**WHAT TO DO:**
Copy every entry word for word, but skip the pictures.

(Stored records)
* Begin *

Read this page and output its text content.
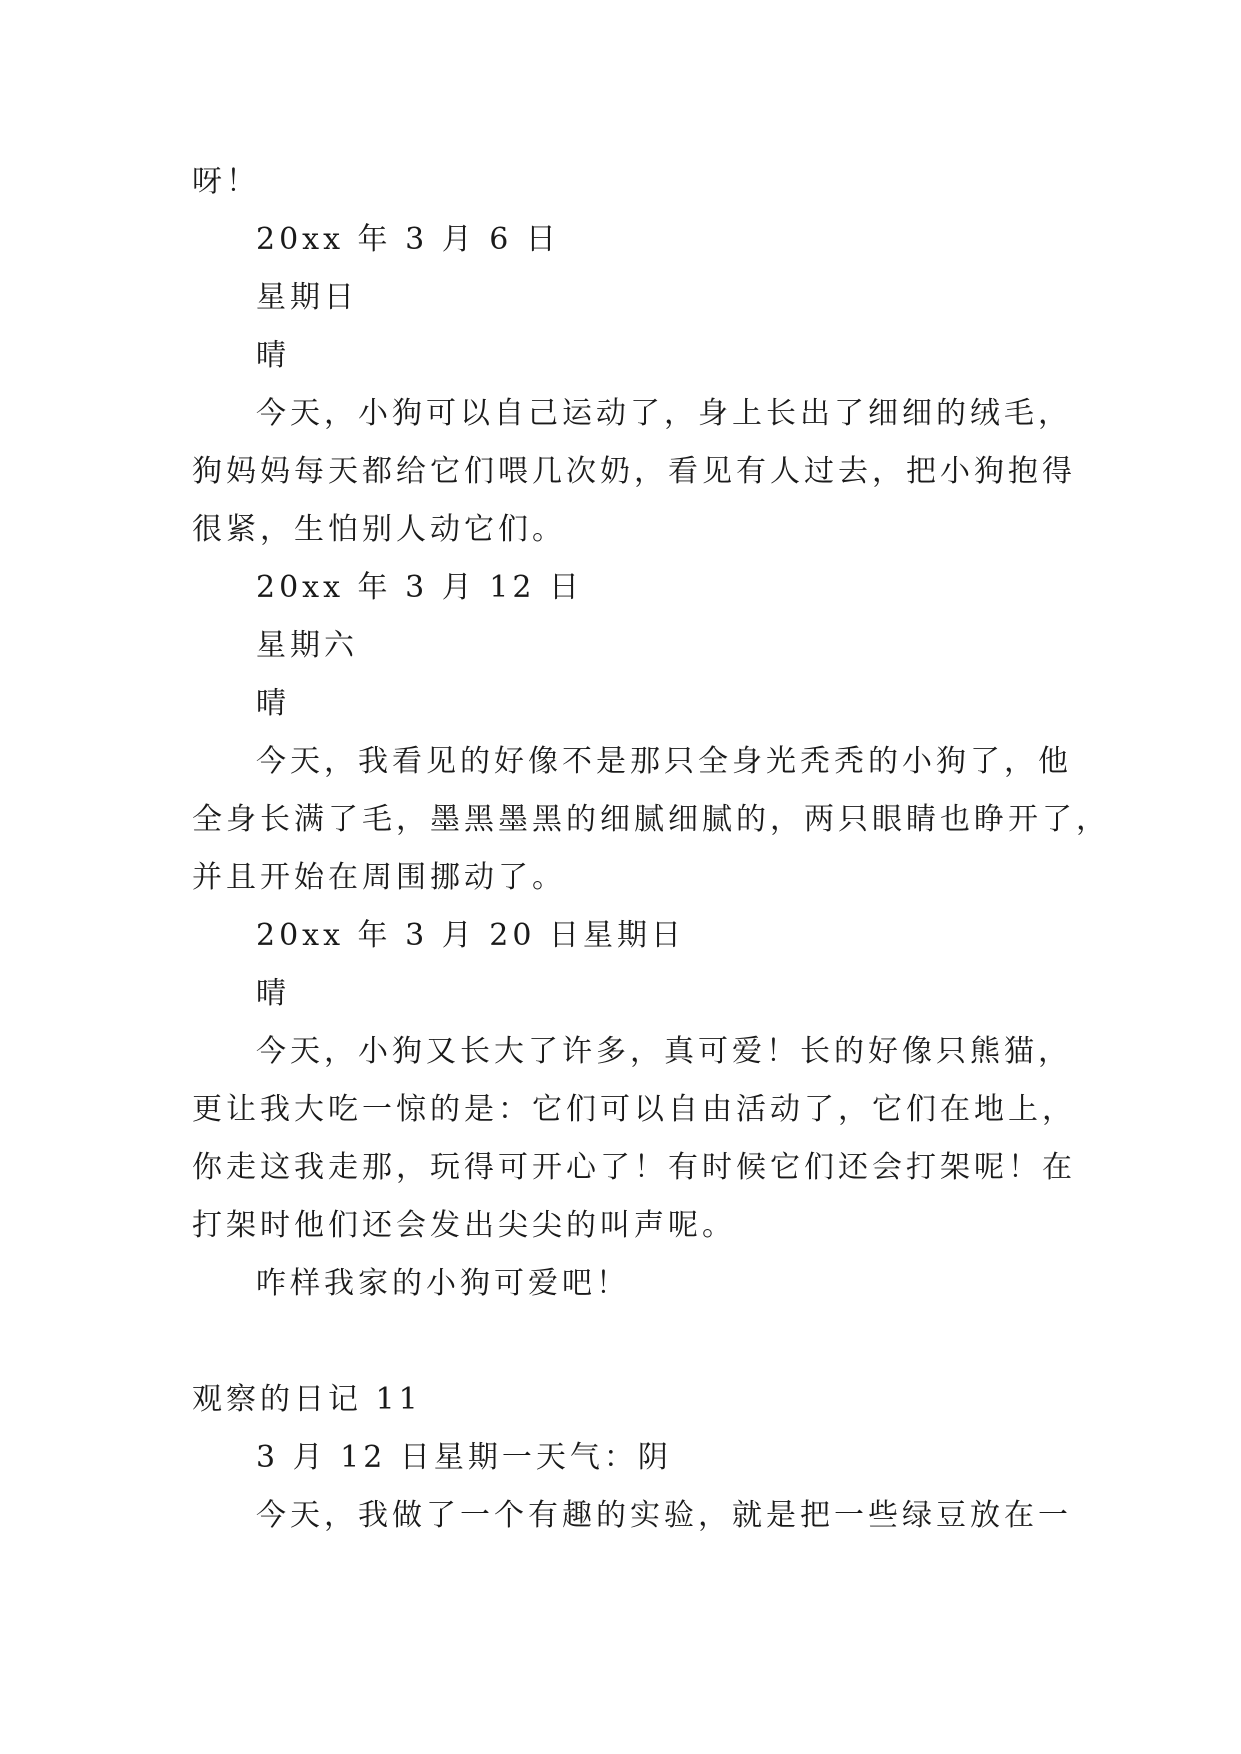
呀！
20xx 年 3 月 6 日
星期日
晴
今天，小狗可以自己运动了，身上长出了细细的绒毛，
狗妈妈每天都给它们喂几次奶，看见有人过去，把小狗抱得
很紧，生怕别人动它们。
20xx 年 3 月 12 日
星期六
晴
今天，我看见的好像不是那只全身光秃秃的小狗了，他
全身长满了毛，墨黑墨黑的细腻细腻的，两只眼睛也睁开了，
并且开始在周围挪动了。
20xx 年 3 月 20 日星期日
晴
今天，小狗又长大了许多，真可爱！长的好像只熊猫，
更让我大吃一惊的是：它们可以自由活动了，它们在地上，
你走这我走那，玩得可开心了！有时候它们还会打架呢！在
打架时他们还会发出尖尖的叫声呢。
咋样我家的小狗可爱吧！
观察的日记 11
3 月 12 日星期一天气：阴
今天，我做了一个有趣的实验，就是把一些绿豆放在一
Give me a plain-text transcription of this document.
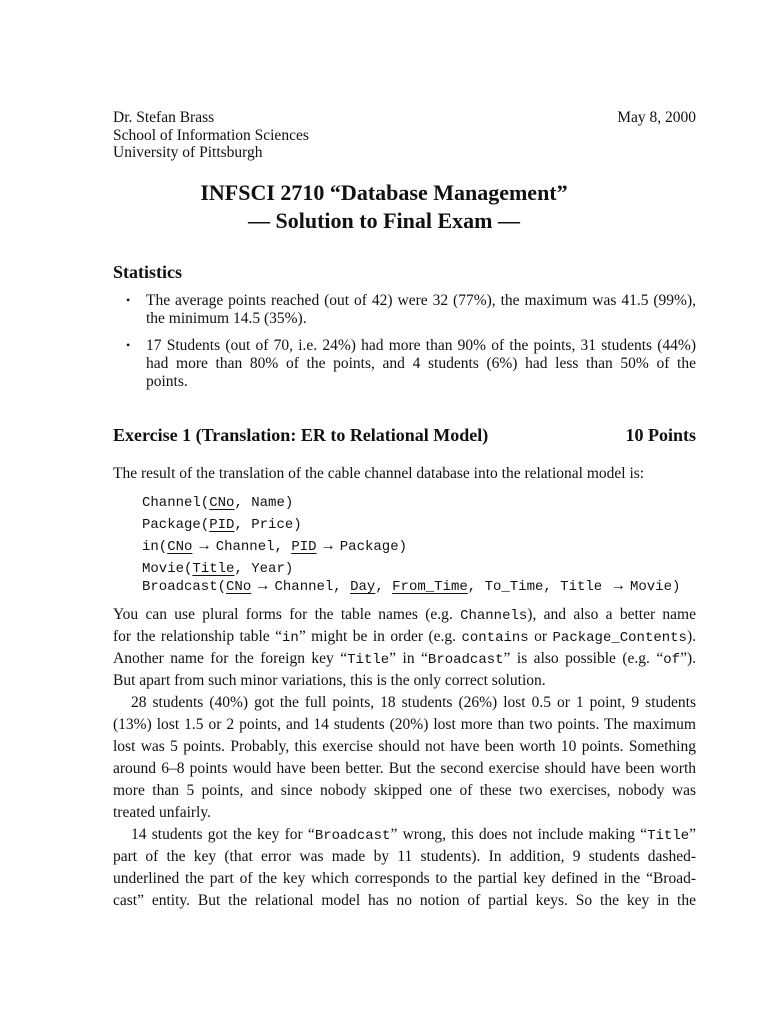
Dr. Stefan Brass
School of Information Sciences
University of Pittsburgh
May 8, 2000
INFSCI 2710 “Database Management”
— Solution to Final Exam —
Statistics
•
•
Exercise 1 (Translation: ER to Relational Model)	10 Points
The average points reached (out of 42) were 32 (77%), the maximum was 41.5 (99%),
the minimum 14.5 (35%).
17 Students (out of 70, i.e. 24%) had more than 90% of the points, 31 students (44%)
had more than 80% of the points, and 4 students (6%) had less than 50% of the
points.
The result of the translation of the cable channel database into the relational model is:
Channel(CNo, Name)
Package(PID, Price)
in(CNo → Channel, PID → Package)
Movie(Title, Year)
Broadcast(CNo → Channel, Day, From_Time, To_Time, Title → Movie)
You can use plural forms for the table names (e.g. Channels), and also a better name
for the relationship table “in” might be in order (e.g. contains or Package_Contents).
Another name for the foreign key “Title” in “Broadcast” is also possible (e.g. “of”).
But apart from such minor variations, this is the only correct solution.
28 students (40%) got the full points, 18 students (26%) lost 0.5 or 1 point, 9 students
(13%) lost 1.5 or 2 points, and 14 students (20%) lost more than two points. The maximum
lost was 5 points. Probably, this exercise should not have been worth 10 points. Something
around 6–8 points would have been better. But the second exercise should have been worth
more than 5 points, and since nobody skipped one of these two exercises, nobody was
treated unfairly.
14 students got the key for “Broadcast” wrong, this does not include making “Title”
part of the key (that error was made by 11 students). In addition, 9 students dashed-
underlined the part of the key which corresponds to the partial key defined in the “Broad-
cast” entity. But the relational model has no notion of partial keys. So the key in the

* End *

**COMPLETE RESPONSE:**
Read this page and output its text content.
呀！
20xx 年 3 月 6 日
星期日
晴
今天，小狗可以自己运动了，身上长出了细细的绒毛，
狗妈妈每天都给它们喂几次奶，看见有人过去，把小狗抱得
很紧，生怕别人动它们。
20xx 年 3 月 12 日
星期六
晴
今天，我看见的好像不是那只全身光秃秃的小狗了，他
全身长满了毛，墨黑墨黑的细腻细腻的，两只眼睛也睁开了，
并且开始在周围挪动了。
20xx 年 3 月 20 日星期日
晴
今天，小狗又长大了许多，真可爱！长的好像只熊猫，
更让我大吃一惊的是：它们可以自由活动了，它们在地上，
你走这我走那，玩得可开心了！有时候它们还会打架呢！在
打架时他们还会发出尖尖的叫声呢。
咋样我家的小狗可爱吧！
观察的日记 11
3 月 12 日星期一天气：阴
今天，我做了一个有趣的实验，就是把一些绿豆放在一
Give me a plain-text transcription of this document.
Dr. Stefan Brass
School of Information Sciences
University of Pittsburgh
May 8, 2000
INFSCI 2710 “Database Management”
— Solution to Final Exam —
Statistics
•
•
Exercise 1 (Translation: ER to Relational Model)	10 Points
The average points reached (out of 42) were 32 (77%), the maximum was 41.5 (99%),
the minimum 14.5 (35%).
17 Students (out of 70, i.e. 24%) had more than 90% of the points, 31 students (44%)
had more than 80% of the points, and 4 students (6%) had less than 50% of the
points.
The result of the translation of the cable channel database into the relational model is:
Channel(CNo, Name)
Package(PID, Price)
in(CNo → Channel, PID → Package)
Movie(Title, Year)
Broadcast(CNo → Channel, Day, From_Time, To_Time, Title → Movie)
You can use plural forms for the table names (e.g. Channels), and also a better name
for the relationship table “in” might be in order (e.g. contains or Package_Contents).
Another name for the foreign key “Title” in “Broadcast” is also possible (e.g. “of”).
But apart from such minor variations, this is the only correct solution.
28 students (40%) got the full points, 18 students (26%) lost 0.5 or 1 point, 9 students
(13%) lost 1.5 or 2 points, and 14 students (20%) lost more than two points. The maximum
lost was 5 points. Probably, this exercise should not have been worth 10 points. Something
around 6–8 points would have been better. But the second exercise should have been worth
more than 5 points, and since nobody skipped one of these two exercises, nobody was
treated unfairly.
14 students got the key for “Broadcast” wrong, this does not include making “Title”
part of the key (that error was made by 11 students). In addition, 9 students dashed-
underlined the part of the key which corresponds to the partial key defined in the “Broad-
cast” entity. But the relational model has no notion of partial keys. So the key in the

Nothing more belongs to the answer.